• _What is asked_
Return each line of the records holding the string "size".

☆ ☆ ☆

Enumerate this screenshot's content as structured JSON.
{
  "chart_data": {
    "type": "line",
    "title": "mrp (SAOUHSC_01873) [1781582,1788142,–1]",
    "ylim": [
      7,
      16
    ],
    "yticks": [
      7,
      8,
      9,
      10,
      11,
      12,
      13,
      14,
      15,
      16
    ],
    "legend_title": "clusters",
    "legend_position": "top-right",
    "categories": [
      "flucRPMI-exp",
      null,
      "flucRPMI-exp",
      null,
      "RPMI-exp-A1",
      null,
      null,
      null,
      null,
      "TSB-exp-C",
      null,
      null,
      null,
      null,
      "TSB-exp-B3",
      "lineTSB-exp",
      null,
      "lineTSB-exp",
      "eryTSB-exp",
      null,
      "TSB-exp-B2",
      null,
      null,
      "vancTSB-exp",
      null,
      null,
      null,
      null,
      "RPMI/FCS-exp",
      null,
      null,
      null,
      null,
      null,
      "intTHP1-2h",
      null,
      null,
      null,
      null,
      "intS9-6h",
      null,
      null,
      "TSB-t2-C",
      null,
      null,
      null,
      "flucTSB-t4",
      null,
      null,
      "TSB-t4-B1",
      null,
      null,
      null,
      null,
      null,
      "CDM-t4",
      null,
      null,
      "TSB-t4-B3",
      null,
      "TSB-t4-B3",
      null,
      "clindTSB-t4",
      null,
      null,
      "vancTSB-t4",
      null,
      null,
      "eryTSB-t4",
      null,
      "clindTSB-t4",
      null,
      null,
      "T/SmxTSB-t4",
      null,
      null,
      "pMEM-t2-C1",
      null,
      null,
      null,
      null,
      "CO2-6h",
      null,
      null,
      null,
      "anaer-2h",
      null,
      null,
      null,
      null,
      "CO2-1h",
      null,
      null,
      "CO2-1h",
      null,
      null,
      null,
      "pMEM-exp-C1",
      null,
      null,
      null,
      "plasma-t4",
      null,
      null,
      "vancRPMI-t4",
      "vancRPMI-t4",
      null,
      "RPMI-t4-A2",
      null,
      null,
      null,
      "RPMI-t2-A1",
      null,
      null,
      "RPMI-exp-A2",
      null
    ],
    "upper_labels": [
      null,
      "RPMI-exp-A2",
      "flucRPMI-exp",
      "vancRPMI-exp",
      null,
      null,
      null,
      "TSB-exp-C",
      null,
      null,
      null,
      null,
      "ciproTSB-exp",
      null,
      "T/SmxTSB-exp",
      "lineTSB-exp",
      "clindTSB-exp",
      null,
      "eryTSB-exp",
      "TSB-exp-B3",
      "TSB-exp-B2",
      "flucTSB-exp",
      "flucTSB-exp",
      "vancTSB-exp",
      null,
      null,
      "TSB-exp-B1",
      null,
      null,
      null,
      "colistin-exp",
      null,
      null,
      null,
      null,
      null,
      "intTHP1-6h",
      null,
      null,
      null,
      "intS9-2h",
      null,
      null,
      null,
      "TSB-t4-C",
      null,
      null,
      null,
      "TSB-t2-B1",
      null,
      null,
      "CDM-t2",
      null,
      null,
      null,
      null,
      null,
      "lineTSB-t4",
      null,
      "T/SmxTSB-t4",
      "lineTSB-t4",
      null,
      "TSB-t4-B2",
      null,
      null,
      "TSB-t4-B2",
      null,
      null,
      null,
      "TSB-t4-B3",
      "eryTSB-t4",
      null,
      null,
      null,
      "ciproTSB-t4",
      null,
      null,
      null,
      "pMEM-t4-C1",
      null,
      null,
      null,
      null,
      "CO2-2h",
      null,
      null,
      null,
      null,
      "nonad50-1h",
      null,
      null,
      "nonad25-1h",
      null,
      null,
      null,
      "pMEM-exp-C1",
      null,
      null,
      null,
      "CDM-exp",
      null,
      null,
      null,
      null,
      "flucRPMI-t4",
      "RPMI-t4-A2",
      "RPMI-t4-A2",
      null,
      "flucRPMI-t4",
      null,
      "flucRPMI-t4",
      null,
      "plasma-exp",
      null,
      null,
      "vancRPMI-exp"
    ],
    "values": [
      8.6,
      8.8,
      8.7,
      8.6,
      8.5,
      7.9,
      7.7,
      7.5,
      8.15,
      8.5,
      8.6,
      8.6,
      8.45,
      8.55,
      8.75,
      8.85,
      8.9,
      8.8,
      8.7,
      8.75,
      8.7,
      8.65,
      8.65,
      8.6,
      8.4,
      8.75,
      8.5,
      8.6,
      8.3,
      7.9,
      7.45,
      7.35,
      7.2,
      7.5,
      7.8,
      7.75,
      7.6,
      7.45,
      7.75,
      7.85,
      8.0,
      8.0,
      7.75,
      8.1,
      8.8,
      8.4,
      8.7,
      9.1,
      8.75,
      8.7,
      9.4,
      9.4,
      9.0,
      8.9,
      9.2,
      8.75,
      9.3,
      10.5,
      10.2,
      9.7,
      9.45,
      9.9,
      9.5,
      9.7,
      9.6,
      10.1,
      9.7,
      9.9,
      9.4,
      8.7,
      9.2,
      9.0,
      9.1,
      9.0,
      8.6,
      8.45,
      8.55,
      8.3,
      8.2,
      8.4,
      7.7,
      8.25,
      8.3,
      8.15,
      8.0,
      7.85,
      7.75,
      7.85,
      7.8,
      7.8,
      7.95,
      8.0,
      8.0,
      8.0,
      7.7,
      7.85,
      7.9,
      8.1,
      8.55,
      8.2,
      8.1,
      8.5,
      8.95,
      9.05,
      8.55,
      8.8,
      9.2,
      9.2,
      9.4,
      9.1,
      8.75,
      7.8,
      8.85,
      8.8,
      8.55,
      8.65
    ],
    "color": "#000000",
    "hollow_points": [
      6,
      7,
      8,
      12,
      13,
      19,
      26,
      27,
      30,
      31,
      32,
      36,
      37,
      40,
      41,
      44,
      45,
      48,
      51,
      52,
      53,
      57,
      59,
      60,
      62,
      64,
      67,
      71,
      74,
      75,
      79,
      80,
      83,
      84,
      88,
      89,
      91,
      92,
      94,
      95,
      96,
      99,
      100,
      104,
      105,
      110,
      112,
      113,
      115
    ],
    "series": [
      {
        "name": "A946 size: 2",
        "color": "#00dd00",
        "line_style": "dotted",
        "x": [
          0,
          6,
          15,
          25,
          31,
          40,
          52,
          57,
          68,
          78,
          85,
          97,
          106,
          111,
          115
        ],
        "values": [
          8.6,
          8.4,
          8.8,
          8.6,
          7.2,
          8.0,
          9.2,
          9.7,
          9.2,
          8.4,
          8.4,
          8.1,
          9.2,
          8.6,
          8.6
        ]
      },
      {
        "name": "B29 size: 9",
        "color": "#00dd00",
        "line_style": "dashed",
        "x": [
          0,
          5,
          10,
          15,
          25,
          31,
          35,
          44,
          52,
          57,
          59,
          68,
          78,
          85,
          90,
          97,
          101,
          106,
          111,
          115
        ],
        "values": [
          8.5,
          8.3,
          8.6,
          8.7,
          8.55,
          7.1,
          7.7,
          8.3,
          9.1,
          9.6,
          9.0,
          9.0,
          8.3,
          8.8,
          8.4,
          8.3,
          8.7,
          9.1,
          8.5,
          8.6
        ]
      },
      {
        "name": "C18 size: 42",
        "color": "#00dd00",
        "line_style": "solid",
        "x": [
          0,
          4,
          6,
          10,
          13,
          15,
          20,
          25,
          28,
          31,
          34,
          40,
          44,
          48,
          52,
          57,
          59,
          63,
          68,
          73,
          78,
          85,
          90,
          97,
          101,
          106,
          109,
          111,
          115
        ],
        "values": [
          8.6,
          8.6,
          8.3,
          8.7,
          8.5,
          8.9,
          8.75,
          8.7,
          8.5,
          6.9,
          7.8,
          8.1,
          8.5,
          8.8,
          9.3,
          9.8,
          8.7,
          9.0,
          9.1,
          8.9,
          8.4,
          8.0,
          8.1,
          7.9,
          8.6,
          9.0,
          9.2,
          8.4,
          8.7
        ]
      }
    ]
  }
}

☆ ☆ ☆

• _Full response_
        "name": "A946 size: 2",
        "name": "B29 size: 9",
        "name": "C18 size: 42",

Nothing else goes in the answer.